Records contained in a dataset
.....
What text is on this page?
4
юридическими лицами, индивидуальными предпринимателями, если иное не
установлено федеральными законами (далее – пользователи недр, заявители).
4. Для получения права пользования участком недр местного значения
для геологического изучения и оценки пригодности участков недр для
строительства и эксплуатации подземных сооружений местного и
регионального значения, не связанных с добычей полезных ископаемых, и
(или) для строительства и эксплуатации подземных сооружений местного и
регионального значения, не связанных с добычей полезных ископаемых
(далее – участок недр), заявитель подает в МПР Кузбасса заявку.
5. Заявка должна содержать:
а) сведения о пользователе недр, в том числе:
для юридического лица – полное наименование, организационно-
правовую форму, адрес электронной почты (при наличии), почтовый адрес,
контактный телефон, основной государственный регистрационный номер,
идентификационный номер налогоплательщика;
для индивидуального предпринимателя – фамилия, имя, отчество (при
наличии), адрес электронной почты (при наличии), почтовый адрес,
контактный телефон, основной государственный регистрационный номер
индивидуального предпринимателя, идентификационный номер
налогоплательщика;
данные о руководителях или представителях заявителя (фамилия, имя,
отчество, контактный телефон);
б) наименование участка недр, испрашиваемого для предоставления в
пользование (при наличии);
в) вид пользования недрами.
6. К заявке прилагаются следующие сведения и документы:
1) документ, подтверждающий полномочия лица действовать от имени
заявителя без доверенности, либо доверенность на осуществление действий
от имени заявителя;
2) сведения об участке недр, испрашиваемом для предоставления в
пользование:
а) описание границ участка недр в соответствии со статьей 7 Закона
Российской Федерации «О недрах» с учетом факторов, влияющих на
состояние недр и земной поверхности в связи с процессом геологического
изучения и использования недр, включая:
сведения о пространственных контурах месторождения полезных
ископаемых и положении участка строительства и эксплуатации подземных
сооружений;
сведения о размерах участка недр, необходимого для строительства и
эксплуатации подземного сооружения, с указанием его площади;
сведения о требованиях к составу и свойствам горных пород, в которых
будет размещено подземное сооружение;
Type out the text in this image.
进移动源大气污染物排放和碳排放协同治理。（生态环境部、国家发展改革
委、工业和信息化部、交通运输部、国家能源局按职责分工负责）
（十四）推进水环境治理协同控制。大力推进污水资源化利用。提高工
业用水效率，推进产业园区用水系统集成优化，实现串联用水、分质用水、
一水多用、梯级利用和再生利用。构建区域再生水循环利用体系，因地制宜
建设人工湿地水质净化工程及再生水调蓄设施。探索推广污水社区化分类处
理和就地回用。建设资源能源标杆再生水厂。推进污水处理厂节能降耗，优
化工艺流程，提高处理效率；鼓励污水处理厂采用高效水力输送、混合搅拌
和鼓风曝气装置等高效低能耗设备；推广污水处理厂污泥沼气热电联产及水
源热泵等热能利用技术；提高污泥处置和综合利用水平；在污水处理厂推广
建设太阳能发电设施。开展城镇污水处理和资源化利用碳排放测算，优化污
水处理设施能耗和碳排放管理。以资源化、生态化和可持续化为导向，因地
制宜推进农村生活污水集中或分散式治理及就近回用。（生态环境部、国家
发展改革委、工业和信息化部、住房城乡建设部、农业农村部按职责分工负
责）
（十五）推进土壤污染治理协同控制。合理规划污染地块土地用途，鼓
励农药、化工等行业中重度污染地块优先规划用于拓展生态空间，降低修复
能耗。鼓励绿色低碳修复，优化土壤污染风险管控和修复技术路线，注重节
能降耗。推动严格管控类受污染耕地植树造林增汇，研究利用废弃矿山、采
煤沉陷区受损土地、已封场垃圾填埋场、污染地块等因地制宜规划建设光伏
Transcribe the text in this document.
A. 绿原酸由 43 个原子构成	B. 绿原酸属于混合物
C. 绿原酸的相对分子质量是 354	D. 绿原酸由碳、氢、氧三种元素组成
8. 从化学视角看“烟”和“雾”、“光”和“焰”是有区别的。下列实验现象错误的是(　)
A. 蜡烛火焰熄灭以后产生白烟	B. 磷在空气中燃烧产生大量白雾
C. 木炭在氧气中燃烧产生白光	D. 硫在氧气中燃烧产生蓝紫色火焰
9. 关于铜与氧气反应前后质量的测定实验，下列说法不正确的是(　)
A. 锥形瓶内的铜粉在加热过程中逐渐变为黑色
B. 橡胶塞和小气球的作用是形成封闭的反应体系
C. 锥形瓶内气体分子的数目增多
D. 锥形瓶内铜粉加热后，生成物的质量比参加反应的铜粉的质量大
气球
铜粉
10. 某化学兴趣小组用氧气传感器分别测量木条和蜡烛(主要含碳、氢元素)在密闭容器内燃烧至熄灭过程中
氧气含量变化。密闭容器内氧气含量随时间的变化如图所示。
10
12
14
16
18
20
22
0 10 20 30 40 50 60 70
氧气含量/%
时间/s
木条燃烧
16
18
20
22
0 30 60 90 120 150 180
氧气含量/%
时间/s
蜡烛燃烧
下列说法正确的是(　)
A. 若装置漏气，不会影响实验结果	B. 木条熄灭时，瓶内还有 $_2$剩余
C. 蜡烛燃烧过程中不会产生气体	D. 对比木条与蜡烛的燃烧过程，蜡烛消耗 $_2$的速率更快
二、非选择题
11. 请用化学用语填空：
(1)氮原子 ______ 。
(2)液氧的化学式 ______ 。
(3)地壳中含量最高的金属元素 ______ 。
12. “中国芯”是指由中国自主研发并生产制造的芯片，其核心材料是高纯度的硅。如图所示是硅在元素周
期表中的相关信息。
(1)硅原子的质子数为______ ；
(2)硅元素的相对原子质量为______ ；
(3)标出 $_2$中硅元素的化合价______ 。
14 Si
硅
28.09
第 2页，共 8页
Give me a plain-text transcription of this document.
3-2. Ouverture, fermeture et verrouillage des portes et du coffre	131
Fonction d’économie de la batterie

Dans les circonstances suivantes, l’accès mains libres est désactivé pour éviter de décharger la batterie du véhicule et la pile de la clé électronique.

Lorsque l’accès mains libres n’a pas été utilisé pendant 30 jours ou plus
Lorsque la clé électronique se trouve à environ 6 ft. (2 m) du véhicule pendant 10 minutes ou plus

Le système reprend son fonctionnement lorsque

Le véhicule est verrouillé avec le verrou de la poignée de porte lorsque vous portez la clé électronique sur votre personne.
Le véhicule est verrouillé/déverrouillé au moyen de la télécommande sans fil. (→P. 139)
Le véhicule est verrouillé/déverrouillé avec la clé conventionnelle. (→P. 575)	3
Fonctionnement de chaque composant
.....
:: PROBLEM DESCRIPTION ::
From the records above, extract each line exactly as shown.

:: CORRECT ANSWER ::
What text is on this page?
4
юридическими лицами, индивидуальными предпринимателями, если иное не
установлено федеральными законами (далее – пользователи недр, заявители).
4. Для получения права пользования участком недр местного значения
для геологического изучения и оценки пригодности участков недр для
строительства и эксплуатации подземных сооружений местного и
регионального значения, не связанных с добычей полезных ископаемых, и
(или) для строительства и эксплуатации подземных сооружений местного и
регионального значения, не связанных с добычей полезных ископаемых
(далее – участок недр), заявитель подает в МПР Кузбасса заявку.
5. Заявка должна содержать:
а) сведения о пользователе недр, в том числе:
для юридического лица – полное наименование, организационно-
правовую форму, адрес электронной почты (при наличии), почтовый адрес,
контактный телефон, основной государственный регистрационный номер,
идентификационный номер налогоплательщика;
для индивидуального предпринимателя – фамилия, имя, отчество (при
наличии), адрес электронной почты (при наличии), почтовый адрес,
контактный телефон, основной государственный регистрационный номер
индивидуального предпринимателя, идентификационный номер
налогоплательщика;
данные о руководителях или представителях заявителя (фамилия, имя,
отчество, контактный телефон);
б) наименование участка недр, испрашиваемого для предоставления в
пользование (при наличии);
в) вид пользования недрами.
6. К заявке прилагаются следующие сведения и документы:
1) документ, подтверждающий полномочия лица действовать от имени
заявителя без доверенности, либо доверенность на осуществление действий
от имени заявителя;
2) сведения об участке недр, испрашиваемом для предоставления в
пользование:
а) описание границ участка недр в соответствии со статьей 7 Закона
Российской Федерации «О недрах» с учетом факторов, влияющих на
состояние недр и земной поверхности в связи с процессом геологического
изучения и использования недр, включая:
сведения о пространственных контурах месторождения полезных
ископаемых и положении участка строительства и эксплуатации подземных
сооружений;
сведения о размерах участка недр, необходимого для строительства и
эксплуатации подземного сооружения, с указанием его площади;
сведения о требованиях к составу и свойствам горных пород, в которых
будет размещено подземное сооружение;
Type out the text in this image.
进移动源大气污染物排放和碳排放协同治理。（生态环境部、国家发展改革
委、工业和信息化部、交通运输部、国家能源局按职责分工负责）
（十四）推进水环境治理协同控制。大力推进污水资源化利用。提高工
业用水效率，推进产业园区用水系统集成优化，实现串联用水、分质用水、
一水多用、梯级利用和再生利用。构建区域再生水循环利用体系，因地制宜
建设人工湿地水质净化工程及再生水调蓄设施。探索推广污水社区化分类处
理和就地回用。建设资源能源标杆再生水厂。推进污水处理厂节能降耗，优
化工艺流程，提高处理效率；鼓励污水处理厂采用高效水力输送、混合搅拌
和鼓风曝气装置等高效低能耗设备；推广污水处理厂污泥沼气热电联产及水
源热泵等热能利用技术；提高污泥处置和综合利用水平；在污水处理厂推广
建设太阳能发电设施。开展城镇污水处理和资源化利用碳排放测算，优化污
水处理设施能耗和碳排放管理。以资源化、生态化和可持续化为导向，因地
制宜推进农村生活污水集中或分散式治理及就近回用。（生态环境部、国家
发展改革委、工业和信息化部、住房城乡建设部、农业农村部按职责分工负
责）
（十五）推进土壤污染治理协同控制。合理规划污染地块土地用途，鼓
励农药、化工等行业中重度污染地块优先规划用于拓展生态空间，降低修复
能耗。鼓励绿色低碳修复，优化土壤污染风险管控和修复技术路线，注重节
能降耗。推动严格管控类受污染耕地植树造林增汇，研究利用废弃矿山、采
煤沉陷区受损土地、已封场垃圾填埋场、污染地块等因地制宜规划建设光伏
Transcribe the text in this document.
A. 绿原酸由 43 个原子构成	B. 绿原酸属于混合物
C. 绿原酸的相对分子质量是 354	D. 绿原酸由碳、氢、氧三种元素组成
8. 从化学视角看“烟”和“雾”、“光”和“焰”是有区别的。下列实验现象错误的是(　)
A. 蜡烛火焰熄灭以后产生白烟	B. 磷在空气中燃烧产生大量白雾
C. 木炭在氧气中燃烧产生白光	D. 硫在氧气中燃烧产生蓝紫色火焰
9. 关于铜与氧气反应前后质量的测定实验，下列说法不正确的是(　)
A. 锥形瓶内的铜粉在加热过程中逐渐变为黑色
B. 橡胶塞和小气球的作用是形成封闭的反应体系
C. 锥形瓶内气体分子的数目增多
D. 锥形瓶内铜粉加热后，生成物的质量比参加反应的铜粉的质量大
气球
铜粉
10. 某化学兴趣小组用氧气传感器分别测量木条和蜡烛(主要含碳、氢元素)在密闭容器内燃烧至熄灭过程中
氧气含量变化。密闭容器内氧气含量随时间的变化如图所示。
10
12
14
16
18
20
22
0 10 20 30 40 50 60 70
氧气含量/%
时间/s
木条燃烧
16
18
20
22
0 30 60 90 120 150 180
氧气含量/%
时间/s
蜡烛燃烧
下列说法正确的是(　)
A. 若装置漏气，不会影响实验结果	B. 木条熄灭时，瓶内还有 $_2$剩余
C. 蜡烛燃烧过程中不会产生气体	D. 对比木条与蜡烛的燃烧过程，蜡烛消耗 $_2$的速率更快
二、非选择题
11. 请用化学用语填空：
(1)氮原子 ______ 。
(2)液氧的化学式 ______ 。
(3)地壳中含量最高的金属元素 ______ 。
12. “中国芯”是指由中国自主研发并生产制造的芯片，其核心材料是高纯度的硅。如图所示是硅在元素周
期表中的相关信息。
(1)硅原子的质子数为______ ；
(2)硅元素的相对原子质量为______ ；
(3)标出 $_2$中硅元素的化合价______ 。
14 Si
硅
28.09
第 2页，共 8页
Give me a plain-text transcription of this document.
3-2. Ouverture, fermeture et verrouillage des portes et du coffre	131
Fonction d’économie de la batterie

Dans les circonstances suivantes, l’accès mains libres est désactivé pour éviter de décharger la batterie du véhicule et la pile de la clé électronique.

Lorsque l’accès mains libres n’a pas été utilisé pendant 30 jours ou plus
Lorsque la clé électronique se trouve à environ 6 ft. (2 m) du véhicule pendant 10 minutes ou plus

Le système reprend son fonctionnement lorsque

Le véhicule est verrouillé avec le verrou de la poignée de porte lorsque vous portez la clé électronique sur votre personne.
Le véhicule est verrouillé/déverrouillé au moyen de la télécommande sans fil. (→P. 139)
Le véhicule est verrouillé/déverrouillé avec la clé conventionnelle. (→P. 575)	3
Fonctionnement de chaque composant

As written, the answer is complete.